Written instruction: Transcribe every entry below word for word, but skip the pictures.

-----

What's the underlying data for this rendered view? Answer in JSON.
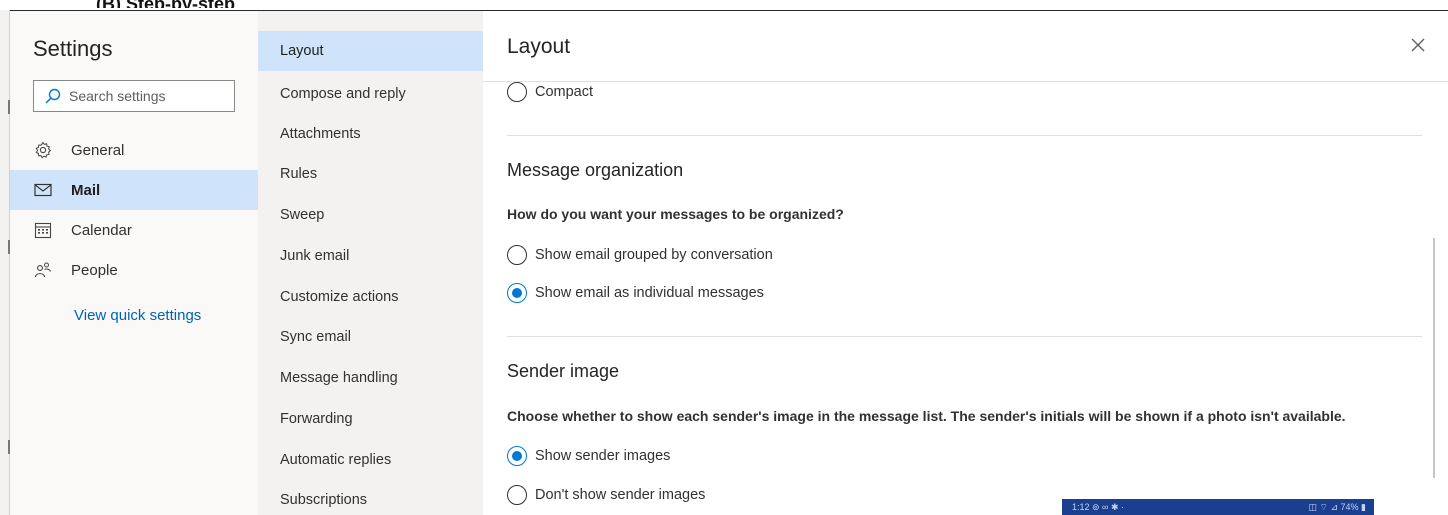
{
  "background": {
    "title_fragment": "(B) Step-by-step"
  },
  "left": {
    "title": "Settings",
    "search_placeholder": "Search settings",
    "categories": [
      {
        "label": "General",
        "icon": "gear-icon"
      },
      {
        "label": "Mail",
        "icon": "mail-icon",
        "active": true
      },
      {
        "label": "Calendar",
        "icon": "calendar-icon"
      },
      {
        "label": "People",
        "icon": "people-icon"
      }
    ],
    "quick_link": "View quick settings"
  },
  "middle": {
    "items": [
      {
        "label": "Layout",
        "active": true
      },
      {
        "label": "Compose and reply"
      },
      {
        "label": "Attachments"
      },
      {
        "label": "Rules"
      },
      {
        "label": "Sweep"
      },
      {
        "label": "Junk email"
      },
      {
        "label": "Customize actions"
      },
      {
        "label": "Sync email"
      },
      {
        "label": "Message handling"
      },
      {
        "label": "Forwarding"
      },
      {
        "label": "Automatic replies"
      },
      {
        "label": "Subscriptions"
      }
    ]
  },
  "right": {
    "title": "Layout",
    "compact_option": {
      "label": "Compact",
      "selected": false
    },
    "message_organization": {
      "heading": "Message organization",
      "question": "How do you want your messages to be organized?",
      "options": [
        {
          "label": "Show email grouped by conversation",
          "selected": false
        },
        {
          "label": "Show email as individual messages",
          "selected": true
        }
      ]
    },
    "sender_image": {
      "heading": "Sender image",
      "question": "Choose whether to show each sender's image in the message list. The sender's initials will be shown if a photo isn't available.",
      "options": [
        {
          "label": "Show sender images",
          "selected": true
        },
        {
          "label": "Don't show sender images",
          "selected": false
        }
      ]
    }
  },
  "phone_overlay": {
    "left_text": "1:12 ⊚ ∞ ✱ ·",
    "right_text": "◫ ⌔ ⊿ 74% ▮"
  },
  "colors": {
    "accent": "#0078d4",
    "selected_bg": "#cfe4fa",
    "link": "#0063b1"
  }
}
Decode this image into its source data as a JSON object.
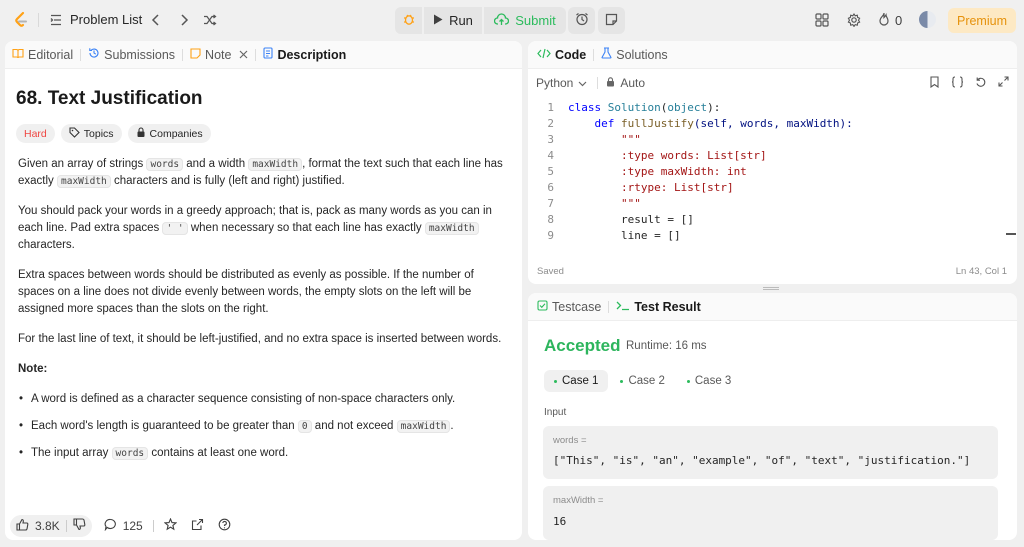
{
  "topbar": {
    "problem_list": "Problem List",
    "run": "Run",
    "submit": "Submit",
    "fire_count": "0",
    "premium": "Premium"
  },
  "left_tabs": {
    "editorial": "Editorial",
    "submissions": "Submissions",
    "note": "Note",
    "description": "Description"
  },
  "problem": {
    "title": "68. Text Justification",
    "difficulty": "Hard",
    "topics": "Topics",
    "companies": "Companies",
    "p1": {
      "a": "Given an array of strings ",
      "c1": "words",
      "b": " and a width ",
      "c2": "maxWidth",
      "c": ", format the text such that each line has exactly ",
      "c3": "maxWidth",
      "d": " characters and is fully (left and right) justified."
    },
    "p2": {
      "a": "You should pack your words in a greedy approach; that is, pack as many words as you can in each line. Pad extra spaces ",
      "c1": "' '",
      "b": " when necessary so that each line has exactly ",
      "c2": "maxWidth",
      "c": " characters."
    },
    "p3": "Extra spaces between words should be distributed as evenly as possible. If the number of spaces on a line does not divide evenly between words, the empty slots on the left will be assigned more spaces than the slots on the right.",
    "p4": "For the last line of text, it should be left-justified, and no extra space is inserted between words.",
    "note_heading": "Note:",
    "notes": {
      "n1": "A word is defined as a character sequence consisting of non-space characters only.",
      "n2a": "Each word's length is guaranteed to be greater than ",
      "n2c1": "0",
      "n2b": " and not exceed ",
      "n2c2": "maxWidth",
      "n2c": ".",
      "n3a": "The input array ",
      "n3c": "words",
      "n3b": " contains at least one word."
    }
  },
  "footer": {
    "likes": "3.8K",
    "comments": "125"
  },
  "code_panel": {
    "code_tab": "Code",
    "solutions_tab": "Solutions",
    "language": "Python",
    "mode": "Auto",
    "saved": "Saved",
    "cursor": "Ln 43, Col 1"
  },
  "code_lines": [
    "1",
    "2",
    "3",
    "4",
    "5",
    "6",
    "7",
    "8",
    "9"
  ],
  "code": {
    "l1": {
      "kw": "class",
      "sp": " ",
      "cls": "Solution",
      "lp": "(",
      "base": "object",
      "rp": "):"
    },
    "l2": {
      "ind": "    ",
      "kw": "def",
      "sp": " ",
      "fn": "fullJustify",
      "args": "(self, words, maxWidth):"
    },
    "l3": "        \"\"\"",
    "l4": "        :type words: List[str]",
    "l5": "        :type maxWidth: int",
    "l6": "        :rtype: List[str]",
    "l7": "        \"\"\"",
    "l8": "        result = []",
    "l9": "        line = []"
  },
  "test_panel": {
    "testcase_tab": "Testcase",
    "result_tab": "Test Result",
    "status": "Accepted",
    "runtime": "Runtime: 16 ms",
    "cases": [
      "Case 1",
      "Case 2",
      "Case 3"
    ],
    "input_label": "Input",
    "words_label": "words =",
    "words_value": "[\"This\", \"is\", \"an\", \"example\", \"of\", \"text\", \"justification.\"]",
    "maxwidth_label": "maxWidth =",
    "maxwidth_value": "16"
  },
  "colors": {
    "accent_orange": "#ffa116",
    "accepted_green": "#2db55d",
    "hard_red": "#ef4743",
    "submit_green": "#2cbb5d",
    "premium_bg": "#fde9c4",
    "premium_text": "#e6920c"
  }
}
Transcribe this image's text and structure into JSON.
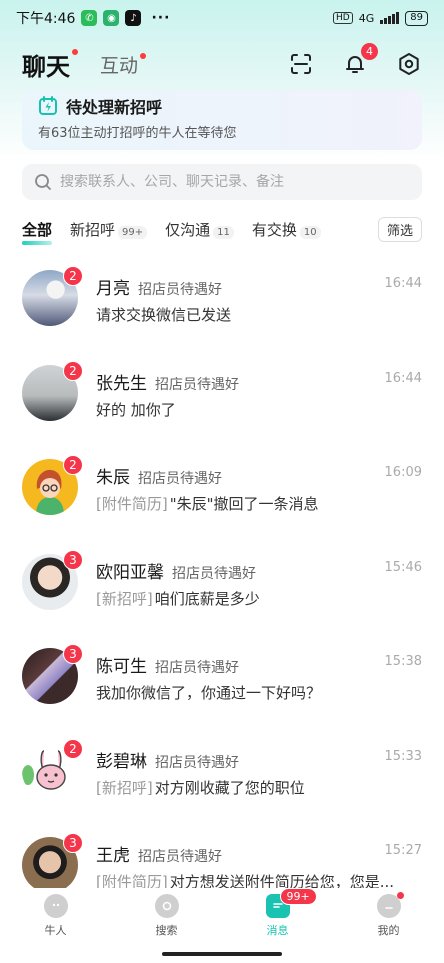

-----

Full output:
What's the underlying data for this rendered view? Answer in JSON.
{
  "background": {
    "title_fragment": "(B) Step-by-step"
  },
  "left": {
    "title": "Settings",
    "search_placeholder": "Search settings",
    "categories": [
      {
        "label": "General",
        "icon": "gear-icon"
      },
      {
        "label": "Mail",
        "icon": "mail-icon",
        "active": true
      },
      {
        "label": "Calendar",
        "icon": "calendar-icon"
      },
      {
        "label": "People",
        "icon": "people-icon"
      }
    ],
    "quick_link": "View quick settings"
  },
  "middle": {
    "items": [
      {
        "label": "Layout",
        "active": true
      },
      {
        "label": "Compose and reply"
      },
      {
        "label": "Attachments"
      },
      {
        "label": "Rules"
      },
      {
        "label": "Sweep"
      },
      {
        "label": "Junk email"
      },
      {
        "label": "Customize actions"
      },
      {
        "label": "Sync email"
      },
      {
        "label": "Message handling"
      },
      {
        "label": "Forwarding"
      },
      {
        "label": "Automatic replies"
      },
      {
        "label": "Subscriptions"
      }
    ]
  },
  "right": {
    "title": "Layout",
    "compact_option": {
      "label": "Compact",
      "selected": false
    },
    "message_organization": {
      "heading": "Message organization",
      "question": "How do you want your messages to be organized?",
      "options": [
        {
          "label": "Show email grouped by conversation",
          "selected": false
        },
        {
          "label": "Show email as individual messages",
          "selected": true
        }
      ]
    },
    "sender_image": {
      "heading": "Sender image",
      "question": "Choose whether to show each sender's image in the message list. The sender's initials will be shown if a photo isn't available.",
      "options": [
        {
          "label": "Show sender images",
          "selected": true
        },
        {
          "label": "Don't show sender images",
          "selected": false
        }
      ]
    }
  },
  "phone_overlay": {
    "left_text": "1:12 ⊚ ∞ ✱ ·",
    "right_text": "◫ ⌔ ⊿ 74% ▮"
  },
  "colors": {
    "accent": "#0078d4",
    "selected_bg": "#cfe4fa",
    "link": "#0063b1"
  }
}
Decode this image into its source data as a JSON object.
{
  "topbar": {
    "problem_list": "Problem List",
    "run": "Run",
    "submit": "Submit",
    "fire_count": "0",
    "premium": "Premium"
  },
  "left_tabs": {
    "editorial": "Editorial",
    "submissions": "Submissions",
    "note": "Note",
    "description": "Description"
  },
  "problem": {
    "title": "68. Text Justification",
    "difficulty": "Hard",
    "topics": "Topics",
    "companies": "Companies",
    "p1": {
      "a": "Given an array of strings ",
      "c1": "words",
      "b": " and a width ",
      "c2": "maxWidth",
      "c": ", format the text such that each line has exactly ",
      "c3": "maxWidth",
      "d": " characters and is fully (left and right) justified."
    },
    "p2": {
      "a": "You should pack your words in a greedy approach; that is, pack as many words as you can in each line. Pad extra spaces ",
      "c1": "' '",
      "b": " when necessary so that each line has exactly ",
      "c2": "maxWidth",
      "c": " characters."
    },
    "p3": "Extra spaces between words should be distributed as evenly as possible. If the number of spaces on a line does not divide evenly between words, the empty slots on the left will be assigned more spaces than the slots on the right.",
    "p4": "For the last line of text, it should be left-justified, and no extra space is inserted between words.",
    "note_heading": "Note:",
    "notes": {
      "n1": "A word is defined as a character sequence consisting of non-space characters only.",
      "n2a": "Each word's length is guaranteed to be greater than ",
      "n2c1": "0",
      "n2b": " and not exceed ",
      "n2c2": "maxWidth",
      "n2c": ".",
      "n3a": "The input array ",
      "n3c": "words",
      "n3b": " contains at least one word."
    }
  },
  "footer": {
    "likes": "3.8K",
    "comments": "125"
  },
  "code_panel": {
    "code_tab": "Code",
    "solutions_tab": "Solutions",
    "language": "Python",
    "mode": "Auto",
    "saved": "Saved",
    "cursor": "Ln 43, Col 1"
  },
  "code_lines": [
    "1",
    "2",
    "3",
    "4",
    "5",
    "6",
    "7",
    "8",
    "9"
  ],
  "code": {
    "l1": {
      "kw": "class",
      "sp": " ",
      "cls": "Solution",
      "lp": "(",
      "base": "object",
      "rp": "):"
    },
    "l2": {
      "ind": "    ",
      "kw": "def",
      "sp": " ",
      "fn": "fullJustify",
      "args": "(self, words, maxWidth):"
    },
    "l3": "        \"\"\"",
    "l4": "        :type words: List[str]",
    "l5": "        :type maxWidth: int",
    "l6": "        :rtype: List[str]",
    "l7": "        \"\"\"",
    "l8": "        result = []",
    "l9": "        line = []"
  },
  "test_panel": {
    "testcase_tab": "Testcase",
    "result_tab": "Test Result",
    "status": "Accepted",
    "runtime": "Runtime: 16 ms",
    "cases": [
      "Case 1",
      "Case 2",
      "Case 3"
    ],
    "input_label": "Input",
    "words_label": "words =",
    "words_value": "[\"This\", \"is\", \"an\", \"example\", \"of\", \"text\", \"justification.\"]",
    "maxwidth_label": "maxWidth =",
    "maxwidth_value": "16"
  },
  "colors": {
    "accent_orange": "#ffa116",
    "accepted_green": "#2db55d",
    "hard_red": "#ef4743",
    "submit_green": "#2cbb5d",
    "premium_bg": "#fde9c4",
    "premium_text": "#e6920c"
  }
}
Transcribe this image's text and structure into JSON.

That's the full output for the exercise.